═══ Data for this exercise

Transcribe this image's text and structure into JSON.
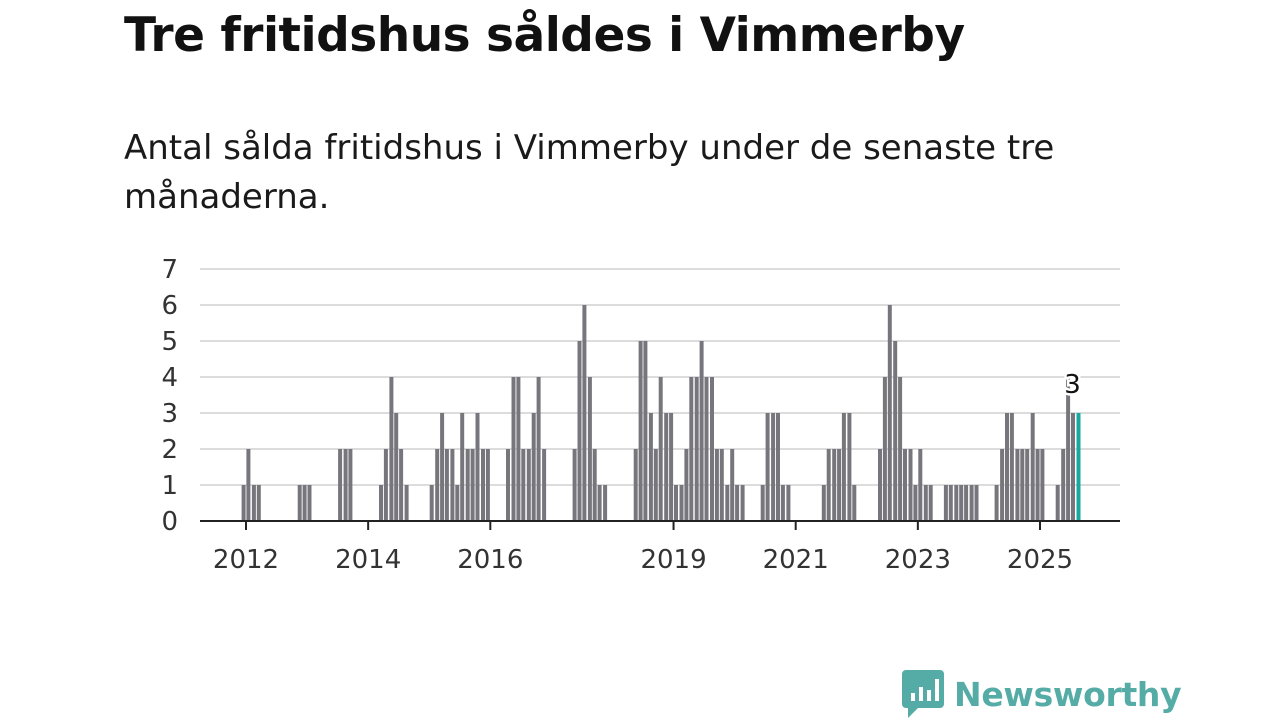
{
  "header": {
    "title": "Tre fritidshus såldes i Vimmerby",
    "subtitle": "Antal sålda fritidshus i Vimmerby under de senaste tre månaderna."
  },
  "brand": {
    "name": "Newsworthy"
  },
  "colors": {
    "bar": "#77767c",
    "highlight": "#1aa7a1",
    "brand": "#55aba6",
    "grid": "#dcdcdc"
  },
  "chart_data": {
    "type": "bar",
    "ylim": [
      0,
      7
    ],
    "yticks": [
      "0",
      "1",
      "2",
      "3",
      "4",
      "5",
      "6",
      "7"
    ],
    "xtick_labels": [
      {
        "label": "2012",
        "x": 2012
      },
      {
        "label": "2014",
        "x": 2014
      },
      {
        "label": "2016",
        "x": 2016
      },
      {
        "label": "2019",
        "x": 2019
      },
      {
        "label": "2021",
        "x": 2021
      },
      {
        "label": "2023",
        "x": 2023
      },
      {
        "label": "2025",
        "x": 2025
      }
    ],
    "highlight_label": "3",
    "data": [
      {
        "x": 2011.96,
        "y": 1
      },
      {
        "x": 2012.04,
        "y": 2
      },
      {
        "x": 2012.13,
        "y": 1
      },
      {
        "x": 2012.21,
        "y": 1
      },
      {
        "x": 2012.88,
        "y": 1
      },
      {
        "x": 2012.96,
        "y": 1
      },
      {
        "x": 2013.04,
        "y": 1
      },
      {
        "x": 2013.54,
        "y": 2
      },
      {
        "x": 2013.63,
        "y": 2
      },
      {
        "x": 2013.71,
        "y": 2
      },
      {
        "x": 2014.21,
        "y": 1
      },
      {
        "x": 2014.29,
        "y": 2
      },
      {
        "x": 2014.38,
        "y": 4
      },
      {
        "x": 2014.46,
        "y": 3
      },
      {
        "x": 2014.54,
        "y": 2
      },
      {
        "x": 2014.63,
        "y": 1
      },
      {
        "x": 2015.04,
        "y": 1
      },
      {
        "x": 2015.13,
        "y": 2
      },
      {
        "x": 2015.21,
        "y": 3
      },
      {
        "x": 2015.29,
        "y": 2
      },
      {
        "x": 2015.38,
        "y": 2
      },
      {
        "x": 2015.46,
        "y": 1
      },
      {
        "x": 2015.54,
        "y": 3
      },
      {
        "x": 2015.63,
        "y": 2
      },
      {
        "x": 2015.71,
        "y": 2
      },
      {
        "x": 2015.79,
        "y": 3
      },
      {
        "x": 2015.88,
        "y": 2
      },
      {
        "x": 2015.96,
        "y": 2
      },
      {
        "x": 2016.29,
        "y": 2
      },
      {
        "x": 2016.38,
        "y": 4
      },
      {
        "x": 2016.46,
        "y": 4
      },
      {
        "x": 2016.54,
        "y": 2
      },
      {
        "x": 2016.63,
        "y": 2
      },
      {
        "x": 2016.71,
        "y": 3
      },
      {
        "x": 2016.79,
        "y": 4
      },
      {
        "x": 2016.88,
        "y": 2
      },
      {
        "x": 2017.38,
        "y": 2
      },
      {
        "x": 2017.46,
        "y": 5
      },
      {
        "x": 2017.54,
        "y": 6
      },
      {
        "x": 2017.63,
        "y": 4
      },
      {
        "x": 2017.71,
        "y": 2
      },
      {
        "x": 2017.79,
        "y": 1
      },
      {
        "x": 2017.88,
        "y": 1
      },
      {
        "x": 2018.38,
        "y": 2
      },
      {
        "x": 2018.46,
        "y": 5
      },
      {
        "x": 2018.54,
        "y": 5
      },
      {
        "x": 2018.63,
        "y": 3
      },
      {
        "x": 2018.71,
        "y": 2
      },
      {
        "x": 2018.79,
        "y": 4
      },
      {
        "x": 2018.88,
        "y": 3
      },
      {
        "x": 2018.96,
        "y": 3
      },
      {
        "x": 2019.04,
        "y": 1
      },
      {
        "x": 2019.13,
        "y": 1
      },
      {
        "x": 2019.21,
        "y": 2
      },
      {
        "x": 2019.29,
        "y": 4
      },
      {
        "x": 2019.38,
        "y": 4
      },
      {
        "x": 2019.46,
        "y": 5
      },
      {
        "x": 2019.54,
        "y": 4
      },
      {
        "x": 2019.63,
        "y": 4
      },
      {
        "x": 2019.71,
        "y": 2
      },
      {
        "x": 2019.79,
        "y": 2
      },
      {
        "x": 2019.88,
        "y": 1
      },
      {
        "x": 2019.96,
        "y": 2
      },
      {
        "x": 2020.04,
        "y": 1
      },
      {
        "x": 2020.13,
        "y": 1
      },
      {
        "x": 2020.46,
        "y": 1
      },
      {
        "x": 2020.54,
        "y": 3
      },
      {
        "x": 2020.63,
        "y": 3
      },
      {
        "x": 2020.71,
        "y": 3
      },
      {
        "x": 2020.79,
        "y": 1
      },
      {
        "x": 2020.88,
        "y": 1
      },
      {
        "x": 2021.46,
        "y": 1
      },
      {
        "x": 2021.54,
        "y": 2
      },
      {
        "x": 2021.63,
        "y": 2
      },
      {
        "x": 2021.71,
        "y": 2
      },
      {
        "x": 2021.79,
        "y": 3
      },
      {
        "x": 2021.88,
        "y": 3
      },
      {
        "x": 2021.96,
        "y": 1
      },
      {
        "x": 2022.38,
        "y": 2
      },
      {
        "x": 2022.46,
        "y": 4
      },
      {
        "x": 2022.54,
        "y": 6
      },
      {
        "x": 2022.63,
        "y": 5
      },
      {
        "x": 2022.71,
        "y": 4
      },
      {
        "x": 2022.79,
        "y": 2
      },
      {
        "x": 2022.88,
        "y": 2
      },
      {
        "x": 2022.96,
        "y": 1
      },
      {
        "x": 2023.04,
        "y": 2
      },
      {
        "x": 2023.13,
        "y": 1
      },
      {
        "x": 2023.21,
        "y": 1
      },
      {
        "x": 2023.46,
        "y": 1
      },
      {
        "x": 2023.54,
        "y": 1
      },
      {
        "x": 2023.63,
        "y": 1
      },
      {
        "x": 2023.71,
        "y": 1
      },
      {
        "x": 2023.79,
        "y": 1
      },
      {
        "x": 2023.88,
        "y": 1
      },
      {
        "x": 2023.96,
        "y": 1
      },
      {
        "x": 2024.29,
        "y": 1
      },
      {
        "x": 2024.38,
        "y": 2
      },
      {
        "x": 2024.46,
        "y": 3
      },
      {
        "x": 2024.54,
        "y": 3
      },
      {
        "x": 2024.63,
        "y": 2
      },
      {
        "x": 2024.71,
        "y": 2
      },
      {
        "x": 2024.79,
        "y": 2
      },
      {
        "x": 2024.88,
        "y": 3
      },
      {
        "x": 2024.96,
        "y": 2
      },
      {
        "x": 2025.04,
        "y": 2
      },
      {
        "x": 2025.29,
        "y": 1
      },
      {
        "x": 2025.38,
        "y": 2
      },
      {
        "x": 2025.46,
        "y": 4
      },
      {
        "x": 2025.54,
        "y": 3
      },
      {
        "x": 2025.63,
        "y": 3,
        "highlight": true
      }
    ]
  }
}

══════

**What the task requires:**
Keep the pictures out of the copy and return the rest of the data above exactly.

**Task result:**
Transcribe this image's text and structure into JSON.
{
  "header": {
    "title": "Tre fritidshus såldes i Vimmerby",
    "subtitle": "Antal sålda fritidshus i Vimmerby under de senaste tre månaderna."
  },
  "brand": {
    "name": "Newsworthy"
  },
  "colors": {
    "bar": "#77767c",
    "highlight": "#1aa7a1",
    "brand": "#55aba6",
    "grid": "#dcdcdc"
  },
  "chart_data": {
    "type": "bar",
    "ylim": [
      0,
      7
    ],
    "yticks": [
      "0",
      "1",
      "2",
      "3",
      "4",
      "5",
      "6",
      "7"
    ],
    "xtick_labels": [
      {
        "label": "2012",
        "x": 2012
      },
      {
        "label": "2014",
        "x": 2014
      },
      {
        "label": "2016",
        "x": 2016
      },
      {
        "label": "2019",
        "x": 2019
      },
      {
        "label": "2021",
        "x": 2021
      },
      {
        "label": "2023",
        "x": 2023
      },
      {
        "label": "2025",
        "x": 2025
      }
    ],
    "highlight_label": "3",
    "data": [
      {
        "x": 2011.96,
        "y": 1
      },
      {
        "x": 2012.04,
        "y": 2
      },
      {
        "x": 2012.13,
        "y": 1
      },
      {
        "x": 2012.21,
        "y": 1
      },
      {
        "x": 2012.88,
        "y": 1
      },
      {
        "x": 2012.96,
        "y": 1
      },
      {
        "x": 2013.04,
        "y": 1
      },
      {
        "x": 2013.54,
        "y": 2
      },
      {
        "x": 2013.63,
        "y": 2
      },
      {
        "x": 2013.71,
        "y": 2
      },
      {
        "x": 2014.21,
        "y": 1
      },
      {
        "x": 2014.29,
        "y": 2
      },
      {
        "x": 2014.38,
        "y": 4
      },
      {
        "x": 2014.46,
        "y": 3
      },
      {
        "x": 2014.54,
        "y": 2
      },
      {
        "x": 2014.63,
        "y": 1
      },
      {
        "x": 2015.04,
        "y": 1
      },
      {
        "x": 2015.13,
        "y": 2
      },
      {
        "x": 2015.21,
        "y": 3
      },
      {
        "x": 2015.29,
        "y": 2
      },
      {
        "x": 2015.38,
        "y": 2
      },
      {
        "x": 2015.46,
        "y": 1
      },
      {
        "x": 2015.54,
        "y": 3
      },
      {
        "x": 2015.63,
        "y": 2
      },
      {
        "x": 2015.71,
        "y": 2
      },
      {
        "x": 2015.79,
        "y": 3
      },
      {
        "x": 2015.88,
        "y": 2
      },
      {
        "x": 2015.96,
        "y": 2
      },
      {
        "x": 2016.29,
        "y": 2
      },
      {
        "x": 2016.38,
        "y": 4
      },
      {
        "x": 2016.46,
        "y": 4
      },
      {
        "x": 2016.54,
        "y": 2
      },
      {
        "x": 2016.63,
        "y": 2
      },
      {
        "x": 2016.71,
        "y": 3
      },
      {
        "x": 2016.79,
        "y": 4
      },
      {
        "x": 2016.88,
        "y": 2
      },
      {
        "x": 2017.38,
        "y": 2
      },
      {
        "x": 2017.46,
        "y": 5
      },
      {
        "x": 2017.54,
        "y": 6
      },
      {
        "x": 2017.63,
        "y": 4
      },
      {
        "x": 2017.71,
        "y": 2
      },
      {
        "x": 2017.79,
        "y": 1
      },
      {
        "x": 2017.88,
        "y": 1
      },
      {
        "x": 2018.38,
        "y": 2
      },
      {
        "x": 2018.46,
        "y": 5
      },
      {
        "x": 2018.54,
        "y": 5
      },
      {
        "x": 2018.63,
        "y": 3
      },
      {
        "x": 2018.71,
        "y": 2
      },
      {
        "x": 2018.79,
        "y": 4
      },
      {
        "x": 2018.88,
        "y": 3
      },
      {
        "x": 2018.96,
        "y": 3
      },
      {
        "x": 2019.04,
        "y": 1
      },
      {
        "x": 2019.13,
        "y": 1
      },
      {
        "x": 2019.21,
        "y": 2
      },
      {
        "x": 2019.29,
        "y": 4
      },
      {
        "x": 2019.38,
        "y": 4
      },
      {
        "x": 2019.46,
        "y": 5
      },
      {
        "x": 2019.54,
        "y": 4
      },
      {
        "x": 2019.63,
        "y": 4
      },
      {
        "x": 2019.71,
        "y": 2
      },
      {
        "x": 2019.79,
        "y": 2
      },
      {
        "x": 2019.88,
        "y": 1
      },
      {
        "x": 2019.96,
        "y": 2
      },
      {
        "x": 2020.04,
        "y": 1
      },
      {
        "x": 2020.13,
        "y": 1
      },
      {
        "x": 2020.46,
        "y": 1
      },
      {
        "x": 2020.54,
        "y": 3
      },
      {
        "x": 2020.63,
        "y": 3
      },
      {
        "x": 2020.71,
        "y": 3
      },
      {
        "x": 2020.79,
        "y": 1
      },
      {
        "x": 2020.88,
        "y": 1
      },
      {
        "x": 2021.46,
        "y": 1
      },
      {
        "x": 2021.54,
        "y": 2
      },
      {
        "x": 2021.63,
        "y": 2
      },
      {
        "x": 2021.71,
        "y": 2
      },
      {
        "x": 2021.79,
        "y": 3
      },
      {
        "x": 2021.88,
        "y": 3
      },
      {
        "x": 2021.96,
        "y": 1
      },
      {
        "x": 2022.38,
        "y": 2
      },
      {
        "x": 2022.46,
        "y": 4
      },
      {
        "x": 2022.54,
        "y": 6
      },
      {
        "x": 2022.63,
        "y": 5
      },
      {
        "x": 2022.71,
        "y": 4
      },
      {
        "x": 2022.79,
        "y": 2
      },
      {
        "x": 2022.88,
        "y": 2
      },
      {
        "x": 2022.96,
        "y": 1
      },
      {
        "x": 2023.04,
        "y": 2
      },
      {
        "x": 2023.13,
        "y": 1
      },
      {
        "x": 2023.21,
        "y": 1
      },
      {
        "x": 2023.46,
        "y": 1
      },
      {
        "x": 2023.54,
        "y": 1
      },
      {
        "x": 2023.63,
        "y": 1
      },
      {
        "x": 2023.71,
        "y": 1
      },
      {
        "x": 2023.79,
        "y": 1
      },
      {
        "x": 2023.88,
        "y": 1
      },
      {
        "x": 2023.96,
        "y": 1
      },
      {
        "x": 2024.29,
        "y": 1
      },
      {
        "x": 2024.38,
        "y": 2
      },
      {
        "x": 2024.46,
        "y": 3
      },
      {
        "x": 2024.54,
        "y": 3
      },
      {
        "x": 2024.63,
        "y": 2
      },
      {
        "x": 2024.71,
        "y": 2
      },
      {
        "x": 2024.79,
        "y": 2
      },
      {
        "x": 2024.88,
        "y": 3
      },
      {
        "x": 2024.96,
        "y": 2
      },
      {
        "x": 2025.04,
        "y": 2
      },
      {
        "x": 2025.29,
        "y": 1
      },
      {
        "x": 2025.38,
        "y": 2
      },
      {
        "x": 2025.46,
        "y": 4
      },
      {
        "x": 2025.54,
        "y": 3
      },
      {
        "x": 2025.63,
        "y": 3,
        "highlight": true
      }
    ]
  }
}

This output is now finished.